* Brief:
Pictures are not part of the copy; repeat everything else in the records exactly.

* Input data:
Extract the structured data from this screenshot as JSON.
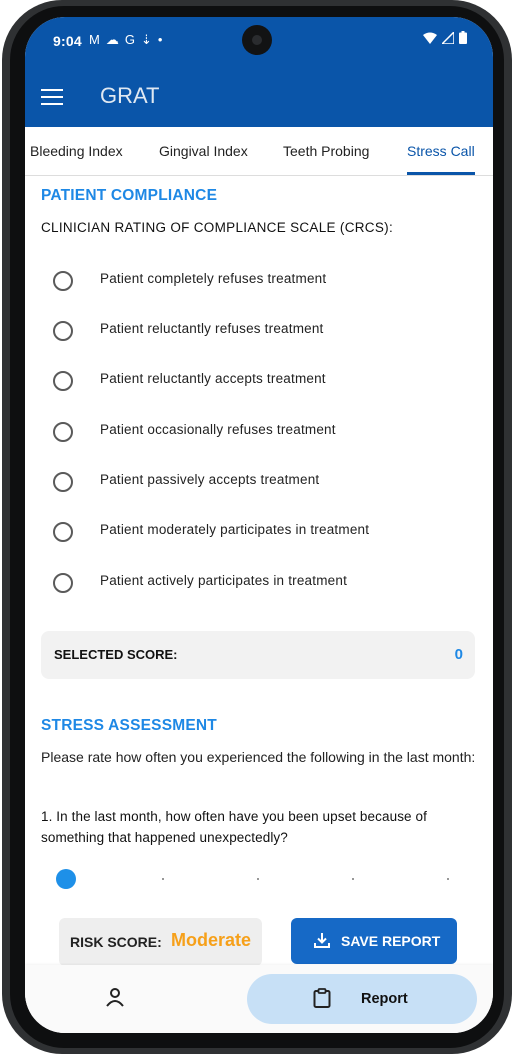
{
  "status_bar": {
    "time": "9:04",
    "left_icons": [
      "M",
      "☁",
      "G",
      "⇣",
      "•"
    ],
    "right_icons": [
      "▼",
      "◢",
      "▮"
    ]
  },
  "app_bar": {
    "title": "GRAT",
    "menu_icon": "hamburger-menu-icon"
  },
  "tabs": [
    {
      "label": "Bleeding Index",
      "active": false
    },
    {
      "label": "Gingival Index",
      "active": false
    },
    {
      "label": "Teeth Probing",
      "active": false
    },
    {
      "label": "Stress Call",
      "active": true
    }
  ],
  "compliance": {
    "title": "PATIENT COMPLIANCE",
    "scale_label": "CLINICIAN RATING OF COMPLIANCE SCALE (CRCS):",
    "options": [
      "Patient completely refuses treatment",
      "Patient reluctantly refuses treatment",
      "Patient reluctantly accepts treatment",
      "Patient occasionally refuses treatment",
      "Patient passively accepts treatment",
      "Patient moderately participates in treatment",
      "Patient actively participates in treatment"
    ],
    "selected_label": "SELECTED SCORE:",
    "selected_value": "0"
  },
  "stress": {
    "title": "STRESS ASSESSMENT",
    "instruction": "Please rate how often you experienced the following in the last month:",
    "question": "1. In the last month, how often have you been upset because of something that happened unexpectedly?",
    "slider_value_index": 0,
    "slider_steps": 5
  },
  "risk": {
    "label": "RISK SCORE:",
    "value": "Moderate",
    "value_color": "#f6a01a"
  },
  "save_button": {
    "label": "SAVE REPORT"
  },
  "bottom_nav": {
    "profile_icon": "person-icon",
    "report_label": "Report",
    "report_icon": "clipboard-icon"
  },
  "colors": {
    "primary": "#0a55a9",
    "accent": "#1e88e5",
    "pill": "#c7e0f6"
  }
}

* Answer to the task:
Extract the structured data from this screenshot as JSON.
{
  "status_bar": {
    "time": "9:04",
    "left_icons": [
      "M",
      "☁",
      "G",
      "⇣",
      "•"
    ],
    "right_icons": [
      "▼",
      "◢",
      "▮"
    ]
  },
  "app_bar": {
    "title": "GRAT",
    "menu_icon": "hamburger-menu-icon"
  },
  "tabs": [
    {
      "label": "Bleeding Index",
      "active": false
    },
    {
      "label": "Gingival Index",
      "active": false
    },
    {
      "label": "Teeth Probing",
      "active": false
    },
    {
      "label": "Stress Call",
      "active": true
    }
  ],
  "compliance": {
    "title": "PATIENT COMPLIANCE",
    "scale_label": "CLINICIAN RATING OF COMPLIANCE SCALE (CRCS):",
    "options": [
      "Patient completely refuses treatment",
      "Patient reluctantly refuses treatment",
      "Patient reluctantly accepts treatment",
      "Patient occasionally refuses treatment",
      "Patient passively accepts treatment",
      "Patient moderately participates in treatment",
      "Patient actively participates in treatment"
    ],
    "selected_label": "SELECTED SCORE:",
    "selected_value": "0"
  },
  "stress": {
    "title": "STRESS ASSESSMENT",
    "instruction": "Please rate how often you experienced the following in the last month:",
    "question": "1. In the last month, how often have you been upset because of something that happened unexpectedly?",
    "slider_value_index": 0,
    "slider_steps": 5
  },
  "risk": {
    "label": "RISK SCORE:",
    "value": "Moderate",
    "value_color": "#f6a01a"
  },
  "save_button": {
    "label": "SAVE REPORT"
  },
  "bottom_nav": {
    "profile_icon": "person-icon",
    "report_label": "Report",
    "report_icon": "clipboard-icon"
  },
  "colors": {
    "primary": "#0a55a9",
    "accent": "#1e88e5",
    "pill": "#c7e0f6"
  }
}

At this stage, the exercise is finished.